■ **What the exercise asks**
Pull every line that holds the word "Menurut" from the entries.

■ **Records for processing**
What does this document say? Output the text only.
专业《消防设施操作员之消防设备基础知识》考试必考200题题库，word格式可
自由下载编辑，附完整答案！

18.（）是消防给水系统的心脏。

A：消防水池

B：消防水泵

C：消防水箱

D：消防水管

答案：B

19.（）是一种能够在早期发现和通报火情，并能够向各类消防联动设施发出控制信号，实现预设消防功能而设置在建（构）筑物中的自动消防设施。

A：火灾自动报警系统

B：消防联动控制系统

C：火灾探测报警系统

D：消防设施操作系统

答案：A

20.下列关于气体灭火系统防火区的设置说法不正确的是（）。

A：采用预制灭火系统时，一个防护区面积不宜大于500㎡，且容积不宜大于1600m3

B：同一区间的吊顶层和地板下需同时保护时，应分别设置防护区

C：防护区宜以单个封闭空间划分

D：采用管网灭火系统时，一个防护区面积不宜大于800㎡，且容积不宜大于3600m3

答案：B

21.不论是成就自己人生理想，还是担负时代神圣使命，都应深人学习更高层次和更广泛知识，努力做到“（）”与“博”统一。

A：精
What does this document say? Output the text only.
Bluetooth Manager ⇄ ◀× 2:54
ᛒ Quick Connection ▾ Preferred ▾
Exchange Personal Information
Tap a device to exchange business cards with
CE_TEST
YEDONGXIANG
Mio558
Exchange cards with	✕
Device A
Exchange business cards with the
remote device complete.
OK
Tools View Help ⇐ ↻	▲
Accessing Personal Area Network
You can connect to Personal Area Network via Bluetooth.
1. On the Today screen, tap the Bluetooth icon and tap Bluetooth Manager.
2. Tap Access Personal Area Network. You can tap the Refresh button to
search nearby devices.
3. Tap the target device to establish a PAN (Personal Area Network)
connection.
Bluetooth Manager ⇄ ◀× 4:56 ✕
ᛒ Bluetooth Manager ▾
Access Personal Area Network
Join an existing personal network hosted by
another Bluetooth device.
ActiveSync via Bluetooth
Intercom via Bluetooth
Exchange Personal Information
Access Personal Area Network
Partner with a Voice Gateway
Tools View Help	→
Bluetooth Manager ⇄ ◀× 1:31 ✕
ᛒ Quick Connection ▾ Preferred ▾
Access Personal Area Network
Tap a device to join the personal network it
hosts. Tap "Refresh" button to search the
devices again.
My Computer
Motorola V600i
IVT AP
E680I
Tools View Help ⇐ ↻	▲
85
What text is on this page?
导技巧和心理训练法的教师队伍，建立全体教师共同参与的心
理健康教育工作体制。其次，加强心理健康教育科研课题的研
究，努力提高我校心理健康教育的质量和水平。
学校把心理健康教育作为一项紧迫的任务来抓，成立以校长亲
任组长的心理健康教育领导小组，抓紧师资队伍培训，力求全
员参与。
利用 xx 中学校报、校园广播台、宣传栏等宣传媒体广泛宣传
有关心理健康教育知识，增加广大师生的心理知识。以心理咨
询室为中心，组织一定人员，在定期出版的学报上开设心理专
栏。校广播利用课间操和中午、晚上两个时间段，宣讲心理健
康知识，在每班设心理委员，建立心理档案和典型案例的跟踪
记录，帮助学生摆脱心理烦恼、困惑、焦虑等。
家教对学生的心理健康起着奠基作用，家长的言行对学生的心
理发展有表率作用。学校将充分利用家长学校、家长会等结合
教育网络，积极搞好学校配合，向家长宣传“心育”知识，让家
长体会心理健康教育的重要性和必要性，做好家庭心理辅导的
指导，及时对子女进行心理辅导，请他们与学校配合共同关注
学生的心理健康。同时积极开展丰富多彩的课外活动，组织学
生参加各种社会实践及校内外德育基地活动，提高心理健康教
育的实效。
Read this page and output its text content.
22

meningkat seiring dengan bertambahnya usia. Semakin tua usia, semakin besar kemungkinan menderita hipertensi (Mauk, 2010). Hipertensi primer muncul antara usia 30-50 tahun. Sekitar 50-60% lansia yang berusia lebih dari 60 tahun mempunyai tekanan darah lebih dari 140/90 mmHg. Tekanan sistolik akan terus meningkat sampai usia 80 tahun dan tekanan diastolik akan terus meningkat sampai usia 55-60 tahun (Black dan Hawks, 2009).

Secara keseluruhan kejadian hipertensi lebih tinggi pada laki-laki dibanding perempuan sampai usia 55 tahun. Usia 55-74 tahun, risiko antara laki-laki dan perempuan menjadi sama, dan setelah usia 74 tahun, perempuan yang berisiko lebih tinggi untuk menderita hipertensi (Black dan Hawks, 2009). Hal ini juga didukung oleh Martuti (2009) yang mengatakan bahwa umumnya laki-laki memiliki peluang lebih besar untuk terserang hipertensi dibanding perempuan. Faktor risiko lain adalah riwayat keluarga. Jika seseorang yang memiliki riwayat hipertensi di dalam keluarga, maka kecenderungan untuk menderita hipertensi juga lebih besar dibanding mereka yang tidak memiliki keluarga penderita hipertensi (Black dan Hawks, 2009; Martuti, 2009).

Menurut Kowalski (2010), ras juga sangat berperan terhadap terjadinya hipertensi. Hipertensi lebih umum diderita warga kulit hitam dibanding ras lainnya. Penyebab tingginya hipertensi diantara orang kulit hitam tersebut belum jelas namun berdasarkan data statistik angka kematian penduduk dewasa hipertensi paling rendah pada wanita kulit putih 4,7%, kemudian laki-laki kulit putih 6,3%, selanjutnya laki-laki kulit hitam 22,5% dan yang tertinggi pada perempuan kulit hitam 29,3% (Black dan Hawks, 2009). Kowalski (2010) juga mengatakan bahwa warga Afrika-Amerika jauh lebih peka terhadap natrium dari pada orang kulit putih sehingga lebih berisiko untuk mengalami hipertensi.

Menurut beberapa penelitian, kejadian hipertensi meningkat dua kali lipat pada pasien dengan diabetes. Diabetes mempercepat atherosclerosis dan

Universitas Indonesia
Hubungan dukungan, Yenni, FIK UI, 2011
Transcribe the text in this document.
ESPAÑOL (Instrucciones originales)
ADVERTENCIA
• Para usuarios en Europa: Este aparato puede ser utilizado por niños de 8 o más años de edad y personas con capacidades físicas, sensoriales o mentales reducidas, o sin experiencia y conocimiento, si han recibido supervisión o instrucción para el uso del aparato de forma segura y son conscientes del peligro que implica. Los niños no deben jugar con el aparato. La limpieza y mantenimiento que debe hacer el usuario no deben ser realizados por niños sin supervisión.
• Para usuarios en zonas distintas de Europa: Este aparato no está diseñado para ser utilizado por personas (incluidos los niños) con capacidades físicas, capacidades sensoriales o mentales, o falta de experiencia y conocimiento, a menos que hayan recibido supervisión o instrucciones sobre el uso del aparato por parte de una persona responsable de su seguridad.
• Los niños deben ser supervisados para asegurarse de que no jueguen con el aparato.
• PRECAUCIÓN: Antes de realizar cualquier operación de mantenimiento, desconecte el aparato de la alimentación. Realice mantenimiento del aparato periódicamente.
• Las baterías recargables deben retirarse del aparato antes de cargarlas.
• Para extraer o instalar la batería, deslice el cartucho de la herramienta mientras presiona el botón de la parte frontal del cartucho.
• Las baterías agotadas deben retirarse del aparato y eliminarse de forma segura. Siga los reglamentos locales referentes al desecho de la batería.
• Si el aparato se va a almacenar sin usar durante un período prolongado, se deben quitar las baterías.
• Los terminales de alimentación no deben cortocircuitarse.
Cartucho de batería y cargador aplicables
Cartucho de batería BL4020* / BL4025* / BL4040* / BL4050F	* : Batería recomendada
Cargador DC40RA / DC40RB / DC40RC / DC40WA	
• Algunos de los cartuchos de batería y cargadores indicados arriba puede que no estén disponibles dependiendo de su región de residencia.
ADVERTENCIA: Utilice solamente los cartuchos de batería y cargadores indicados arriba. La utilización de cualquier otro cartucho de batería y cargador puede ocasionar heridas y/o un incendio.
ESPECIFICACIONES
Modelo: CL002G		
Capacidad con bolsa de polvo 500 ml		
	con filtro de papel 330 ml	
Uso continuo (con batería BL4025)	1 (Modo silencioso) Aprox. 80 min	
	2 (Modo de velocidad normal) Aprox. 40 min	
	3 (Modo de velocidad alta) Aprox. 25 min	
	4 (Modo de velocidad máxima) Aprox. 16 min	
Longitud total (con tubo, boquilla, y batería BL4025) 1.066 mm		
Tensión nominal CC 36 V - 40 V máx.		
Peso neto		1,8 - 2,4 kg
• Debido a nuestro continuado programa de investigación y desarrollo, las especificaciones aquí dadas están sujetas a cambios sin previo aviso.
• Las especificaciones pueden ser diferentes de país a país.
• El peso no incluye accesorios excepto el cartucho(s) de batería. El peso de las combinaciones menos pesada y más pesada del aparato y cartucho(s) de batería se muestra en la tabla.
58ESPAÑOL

■ **Solution**
Menurut Kowalski (2010), ras juga sangat berperan terhadap terjadinya hipertensi. Hipertensi lebih umum diderita warga kulit hitam dibanding ras lainnya. Penyebab tingginya hipertensi diantara orang kulit hitam tersebut belum jelas namun berdasarkan data statistik angka kematian penduduk dewasa hipertensi paling rendah pada wanita kulit putih 4,7%, kemudian laki-laki kulit putih 6,3%, selanjutnya laki-laki kulit hitam 22,5% dan yang tertinggi pada perempuan kulit hitam 29,3% (Black dan Hawks, 2009). Kowalski (2010) juga mengatakan bahwa warga Afrika-Amerika jauh lebih peka terhadap natrium dari pada orang kulit putih sehingga lebih berisiko untuk mengalami hipertensi.
Menurut beberapa penelitian, kejadian hipertensi meningkat dua kali lipat pada pasien dengan diabetes. Diabetes mempercepat atherosclerosis dan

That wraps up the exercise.